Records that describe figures
————
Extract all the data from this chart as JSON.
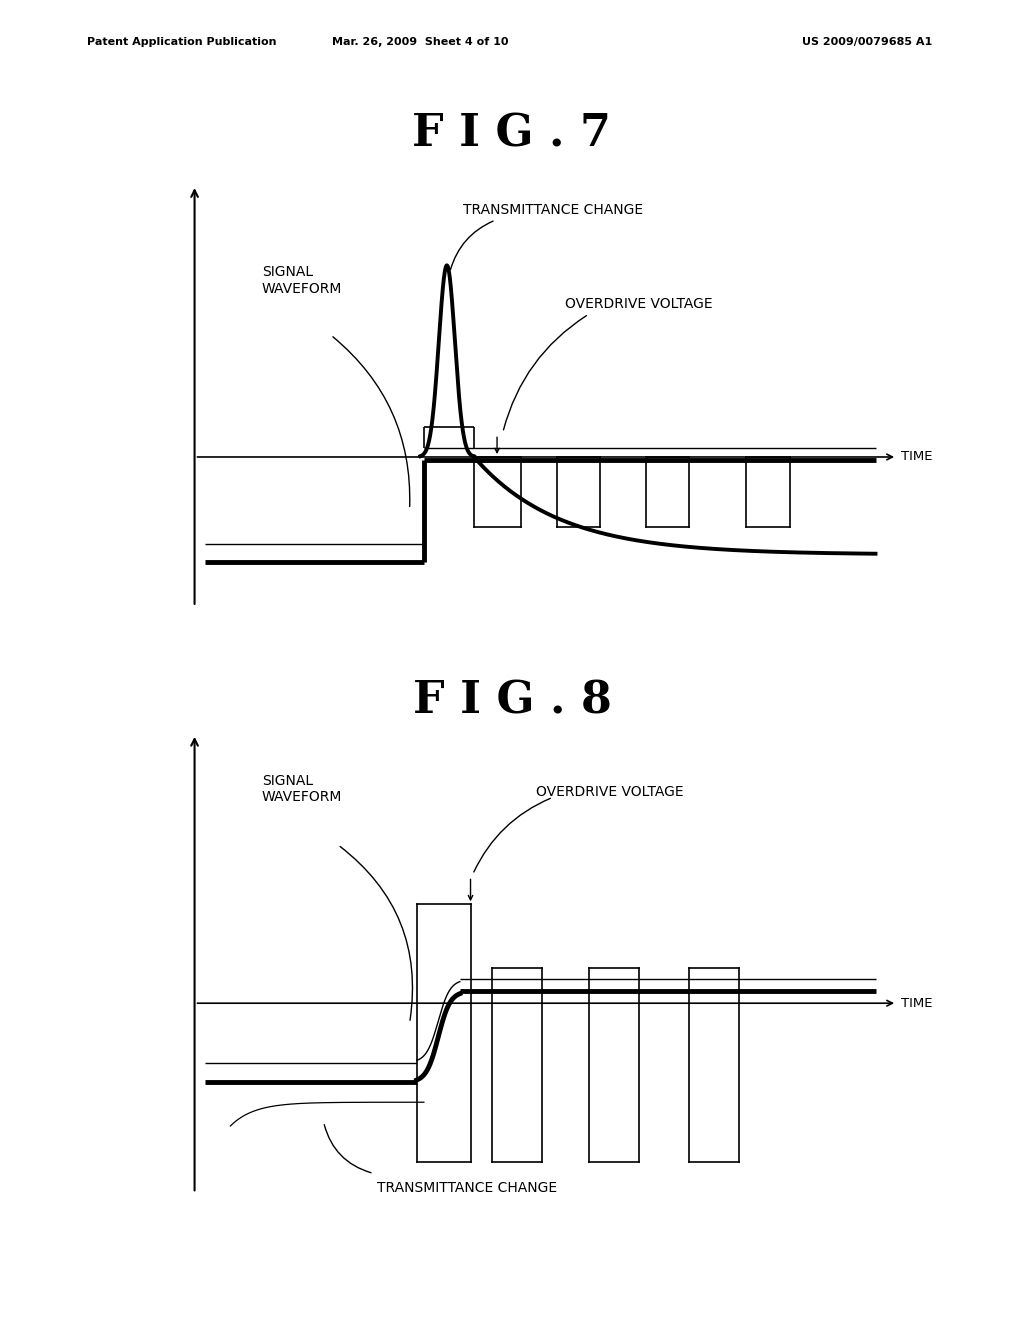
{
  "bg_color": "#ffffff",
  "fig_width": 10.24,
  "fig_height": 13.2,
  "header_left": "Patent Application Publication",
  "header_center": "Mar. 26, 2009  Sheet 4 of 10",
  "header_right": "US 2009/0079685 A1",
  "fig7_title": "F I G . 7",
  "fig8_title": "F I G . 8",
  "label_signal_waveform": "SIGNAL\nWAVEFORM",
  "label_transmittance_change": "TRANSMITTANCE CHANGE",
  "label_overdrive_voltage": "OVERDRIVE VOLTAGE",
  "label_time": "TIME"
}
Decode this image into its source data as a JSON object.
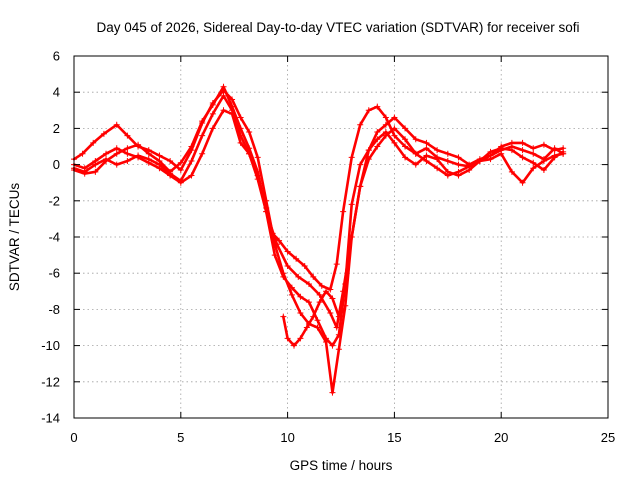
————
- _Work to be completed_
Repeat the records word for word. Any picture in them should be left out.

- _Solution to this problem_
Extract all the data from this chart as JSON.
{
  "bg_color": "#ffffff",
  "fig_width": 10.24,
  "fig_height": 13.2,
  "header_left": "Patent Application Publication",
  "header_center": "Mar. 26, 2009  Sheet 4 of 10",
  "header_right": "US 2009/0079685 A1",
  "fig7_title": "F I G . 7",
  "fig8_title": "F I G . 8",
  "label_signal_waveform": "SIGNAL\nWAVEFORM",
  "label_transmittance_change": "TRANSMITTANCE CHANGE",
  "label_overdrive_voltage": "OVERDRIVE VOLTAGE",
  "label_time": "TIME"
}
Decode this image into its source data as a JSON object.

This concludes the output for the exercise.